» DIRECTION:
In the listing that follows, count each line containing the string "stars" and report only the count.

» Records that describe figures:
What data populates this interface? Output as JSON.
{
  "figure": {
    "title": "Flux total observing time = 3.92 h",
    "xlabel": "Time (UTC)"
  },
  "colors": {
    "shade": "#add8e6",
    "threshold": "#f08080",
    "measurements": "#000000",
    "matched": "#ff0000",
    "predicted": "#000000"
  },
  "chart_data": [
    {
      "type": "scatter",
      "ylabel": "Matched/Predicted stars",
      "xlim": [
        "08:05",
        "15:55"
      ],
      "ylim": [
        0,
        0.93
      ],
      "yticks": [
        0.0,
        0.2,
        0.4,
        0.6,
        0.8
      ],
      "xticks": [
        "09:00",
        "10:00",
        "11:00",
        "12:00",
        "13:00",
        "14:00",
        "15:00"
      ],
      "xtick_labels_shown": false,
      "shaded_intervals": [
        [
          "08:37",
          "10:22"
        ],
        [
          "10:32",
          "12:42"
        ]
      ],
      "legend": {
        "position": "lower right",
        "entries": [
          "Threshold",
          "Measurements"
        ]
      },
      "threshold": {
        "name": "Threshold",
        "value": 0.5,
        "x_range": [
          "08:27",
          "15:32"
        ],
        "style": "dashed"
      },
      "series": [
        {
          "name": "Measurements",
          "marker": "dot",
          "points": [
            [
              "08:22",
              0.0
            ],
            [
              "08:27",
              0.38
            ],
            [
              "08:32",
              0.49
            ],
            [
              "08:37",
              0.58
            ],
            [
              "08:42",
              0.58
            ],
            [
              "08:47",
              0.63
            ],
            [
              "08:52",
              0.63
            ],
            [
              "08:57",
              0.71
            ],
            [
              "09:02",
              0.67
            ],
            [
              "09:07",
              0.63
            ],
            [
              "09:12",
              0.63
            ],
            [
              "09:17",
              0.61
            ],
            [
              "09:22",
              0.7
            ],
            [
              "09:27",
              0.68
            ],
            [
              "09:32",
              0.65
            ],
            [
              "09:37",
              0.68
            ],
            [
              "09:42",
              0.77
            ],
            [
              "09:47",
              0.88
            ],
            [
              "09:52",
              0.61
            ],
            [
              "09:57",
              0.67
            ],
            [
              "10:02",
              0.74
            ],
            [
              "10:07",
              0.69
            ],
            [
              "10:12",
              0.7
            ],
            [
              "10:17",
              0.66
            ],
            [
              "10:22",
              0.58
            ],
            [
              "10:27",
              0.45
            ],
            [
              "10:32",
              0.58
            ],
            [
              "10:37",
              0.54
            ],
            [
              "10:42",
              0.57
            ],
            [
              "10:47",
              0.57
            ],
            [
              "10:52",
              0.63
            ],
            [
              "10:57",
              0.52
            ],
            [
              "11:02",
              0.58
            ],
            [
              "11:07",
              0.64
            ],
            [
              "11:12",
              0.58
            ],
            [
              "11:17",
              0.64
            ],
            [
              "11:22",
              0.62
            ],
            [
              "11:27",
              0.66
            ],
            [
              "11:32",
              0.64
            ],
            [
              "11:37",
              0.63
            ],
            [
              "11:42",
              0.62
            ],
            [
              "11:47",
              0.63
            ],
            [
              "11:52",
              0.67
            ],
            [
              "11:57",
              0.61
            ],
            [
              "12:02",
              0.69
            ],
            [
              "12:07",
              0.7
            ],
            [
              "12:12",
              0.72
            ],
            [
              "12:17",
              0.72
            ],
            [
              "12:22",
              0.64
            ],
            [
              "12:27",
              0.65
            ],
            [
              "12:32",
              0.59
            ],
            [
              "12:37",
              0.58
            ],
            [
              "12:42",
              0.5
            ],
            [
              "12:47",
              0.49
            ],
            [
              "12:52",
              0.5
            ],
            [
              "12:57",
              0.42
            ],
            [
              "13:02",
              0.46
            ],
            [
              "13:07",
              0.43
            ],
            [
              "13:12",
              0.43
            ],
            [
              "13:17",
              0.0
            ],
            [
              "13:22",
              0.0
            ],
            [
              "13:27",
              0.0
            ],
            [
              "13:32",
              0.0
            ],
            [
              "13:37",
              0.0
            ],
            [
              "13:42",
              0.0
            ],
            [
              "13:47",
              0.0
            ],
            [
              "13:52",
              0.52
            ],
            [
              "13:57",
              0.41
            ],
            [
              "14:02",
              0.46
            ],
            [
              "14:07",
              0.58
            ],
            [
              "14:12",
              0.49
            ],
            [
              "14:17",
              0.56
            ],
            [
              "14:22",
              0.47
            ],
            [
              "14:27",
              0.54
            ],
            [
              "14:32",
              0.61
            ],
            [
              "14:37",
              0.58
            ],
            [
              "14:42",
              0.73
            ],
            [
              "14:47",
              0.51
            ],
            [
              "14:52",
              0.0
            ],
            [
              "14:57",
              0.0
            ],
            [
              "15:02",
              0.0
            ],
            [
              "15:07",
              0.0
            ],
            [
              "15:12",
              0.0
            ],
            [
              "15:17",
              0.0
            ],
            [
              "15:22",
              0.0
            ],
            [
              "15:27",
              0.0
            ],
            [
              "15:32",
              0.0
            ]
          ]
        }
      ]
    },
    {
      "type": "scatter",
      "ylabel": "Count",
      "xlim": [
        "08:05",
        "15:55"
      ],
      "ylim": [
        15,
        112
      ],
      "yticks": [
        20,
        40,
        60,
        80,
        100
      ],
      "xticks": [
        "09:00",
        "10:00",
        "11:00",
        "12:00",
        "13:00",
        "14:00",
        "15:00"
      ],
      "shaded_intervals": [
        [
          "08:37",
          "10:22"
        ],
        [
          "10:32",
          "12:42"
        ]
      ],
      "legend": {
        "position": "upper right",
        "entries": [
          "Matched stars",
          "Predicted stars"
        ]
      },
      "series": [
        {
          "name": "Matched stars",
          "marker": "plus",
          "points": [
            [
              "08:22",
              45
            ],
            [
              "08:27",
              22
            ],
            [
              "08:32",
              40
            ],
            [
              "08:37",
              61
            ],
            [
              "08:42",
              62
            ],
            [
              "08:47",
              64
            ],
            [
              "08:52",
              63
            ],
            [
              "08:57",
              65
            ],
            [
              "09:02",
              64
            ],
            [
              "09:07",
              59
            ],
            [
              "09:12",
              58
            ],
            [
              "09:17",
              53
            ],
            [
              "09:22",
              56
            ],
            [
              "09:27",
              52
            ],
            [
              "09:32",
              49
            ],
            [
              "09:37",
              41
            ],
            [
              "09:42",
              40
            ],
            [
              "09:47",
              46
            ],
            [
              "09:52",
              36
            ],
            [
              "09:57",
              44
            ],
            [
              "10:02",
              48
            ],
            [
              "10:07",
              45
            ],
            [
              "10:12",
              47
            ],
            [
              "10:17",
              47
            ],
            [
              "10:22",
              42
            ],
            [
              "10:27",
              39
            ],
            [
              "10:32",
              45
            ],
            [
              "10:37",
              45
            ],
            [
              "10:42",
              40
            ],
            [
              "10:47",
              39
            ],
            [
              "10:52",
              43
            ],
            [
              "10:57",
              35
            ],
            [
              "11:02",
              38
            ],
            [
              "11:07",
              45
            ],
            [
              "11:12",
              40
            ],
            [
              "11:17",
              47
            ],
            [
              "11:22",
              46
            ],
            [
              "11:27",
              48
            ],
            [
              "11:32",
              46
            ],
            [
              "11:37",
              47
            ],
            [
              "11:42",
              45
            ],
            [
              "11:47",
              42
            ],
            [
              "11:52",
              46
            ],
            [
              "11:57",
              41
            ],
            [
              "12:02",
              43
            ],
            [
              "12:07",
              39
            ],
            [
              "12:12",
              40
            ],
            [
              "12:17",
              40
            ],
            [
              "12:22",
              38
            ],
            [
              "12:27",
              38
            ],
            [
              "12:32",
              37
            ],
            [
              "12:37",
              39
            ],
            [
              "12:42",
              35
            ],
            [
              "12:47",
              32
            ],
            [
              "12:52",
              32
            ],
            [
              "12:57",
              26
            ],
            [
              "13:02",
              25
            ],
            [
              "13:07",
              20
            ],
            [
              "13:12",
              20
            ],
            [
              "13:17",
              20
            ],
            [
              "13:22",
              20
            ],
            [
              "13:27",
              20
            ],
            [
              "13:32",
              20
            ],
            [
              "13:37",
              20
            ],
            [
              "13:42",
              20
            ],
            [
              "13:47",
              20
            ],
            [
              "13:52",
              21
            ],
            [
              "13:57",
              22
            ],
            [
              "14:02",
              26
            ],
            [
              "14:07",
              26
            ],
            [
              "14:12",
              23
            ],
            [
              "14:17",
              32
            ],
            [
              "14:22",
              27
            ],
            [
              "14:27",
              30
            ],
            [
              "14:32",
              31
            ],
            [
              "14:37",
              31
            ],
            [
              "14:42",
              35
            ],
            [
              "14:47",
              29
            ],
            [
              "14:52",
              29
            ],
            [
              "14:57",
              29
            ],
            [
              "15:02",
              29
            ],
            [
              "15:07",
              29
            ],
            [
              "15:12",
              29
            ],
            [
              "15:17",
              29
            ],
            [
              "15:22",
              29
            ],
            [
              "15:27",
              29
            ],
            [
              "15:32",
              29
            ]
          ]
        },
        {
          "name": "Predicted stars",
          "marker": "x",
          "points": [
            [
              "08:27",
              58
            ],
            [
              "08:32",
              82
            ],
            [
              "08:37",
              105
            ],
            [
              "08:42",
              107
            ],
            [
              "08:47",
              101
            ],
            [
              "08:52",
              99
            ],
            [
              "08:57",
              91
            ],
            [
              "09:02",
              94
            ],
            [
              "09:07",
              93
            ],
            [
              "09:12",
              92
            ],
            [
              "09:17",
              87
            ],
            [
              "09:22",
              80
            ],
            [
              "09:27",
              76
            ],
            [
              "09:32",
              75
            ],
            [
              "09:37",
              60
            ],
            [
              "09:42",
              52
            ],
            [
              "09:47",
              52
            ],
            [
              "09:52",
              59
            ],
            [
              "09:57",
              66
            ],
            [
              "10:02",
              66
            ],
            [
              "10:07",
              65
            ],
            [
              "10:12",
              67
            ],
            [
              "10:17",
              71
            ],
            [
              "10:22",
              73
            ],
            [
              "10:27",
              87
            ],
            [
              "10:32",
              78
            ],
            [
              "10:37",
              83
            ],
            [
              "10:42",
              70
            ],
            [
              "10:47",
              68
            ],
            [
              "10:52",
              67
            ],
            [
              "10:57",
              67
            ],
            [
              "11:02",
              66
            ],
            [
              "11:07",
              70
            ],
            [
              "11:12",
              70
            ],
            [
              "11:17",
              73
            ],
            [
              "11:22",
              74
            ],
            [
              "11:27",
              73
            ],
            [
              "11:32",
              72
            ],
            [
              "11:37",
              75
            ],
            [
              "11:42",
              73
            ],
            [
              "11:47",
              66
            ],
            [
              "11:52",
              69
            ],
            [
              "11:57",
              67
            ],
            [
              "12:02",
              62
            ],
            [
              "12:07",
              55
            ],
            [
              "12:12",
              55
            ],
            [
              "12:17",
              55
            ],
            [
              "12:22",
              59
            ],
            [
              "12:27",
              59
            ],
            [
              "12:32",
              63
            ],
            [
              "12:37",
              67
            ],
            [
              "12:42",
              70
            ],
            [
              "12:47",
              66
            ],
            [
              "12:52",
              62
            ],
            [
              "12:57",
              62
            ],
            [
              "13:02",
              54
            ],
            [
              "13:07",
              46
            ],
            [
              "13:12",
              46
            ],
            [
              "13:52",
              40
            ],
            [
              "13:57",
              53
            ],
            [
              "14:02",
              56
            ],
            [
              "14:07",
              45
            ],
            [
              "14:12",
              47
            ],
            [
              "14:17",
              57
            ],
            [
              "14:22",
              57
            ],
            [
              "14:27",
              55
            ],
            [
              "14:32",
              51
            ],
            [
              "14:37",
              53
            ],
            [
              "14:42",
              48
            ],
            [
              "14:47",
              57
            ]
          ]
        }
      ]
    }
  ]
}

» TASK ANSWER:
5